Saved entries
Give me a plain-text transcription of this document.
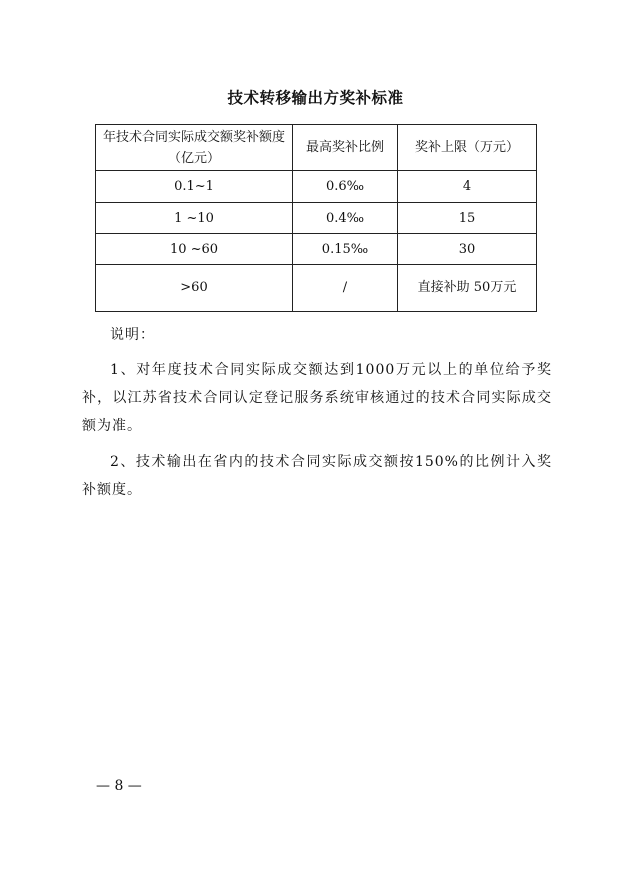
技术转移输出方奖补标准
年技术合同实际成交额奖补额度（亿元）	最高奖补比例	奖补上限（万元）
0.1~1	0.6‰	4
1 ~10	0.4‰	15
10 ~60	0.15‰	30
>60	/	直接补助 50万元
说明：
1、对年度技术合同实际成交额达到1000万元以上的单位给予奖补，以江苏省技术合同认定登记服务系统审核通过的技术合同实际成交额为准。
2、技术输出在省内的技术合同实际成交额按150%的比例计入奖补额度。
— 8 —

### THE TASK
Without the pictures, restate all the entries above exactly.

### FULL RESPONSE
Give me a plain-text transcription of this document.
技术转移输出方奖补标准
年技术合同实际成交额奖补额度（亿元）	最高奖补比例	奖补上限（万元）
0.1~1	0.6‰	4
1 ~10	0.4‰	15
10 ~60	0.15‰	30
>60	/	直接补助 50万元
说明：
1、对年度技术合同实际成交额达到1000万元以上的单位给予奖补，以江苏省技术合同认定登记服务系统审核通过的技术合同实际成交额为准。
2、技术输出在省内的技术合同实际成交额按150%的比例计入奖补额度。
— 8 —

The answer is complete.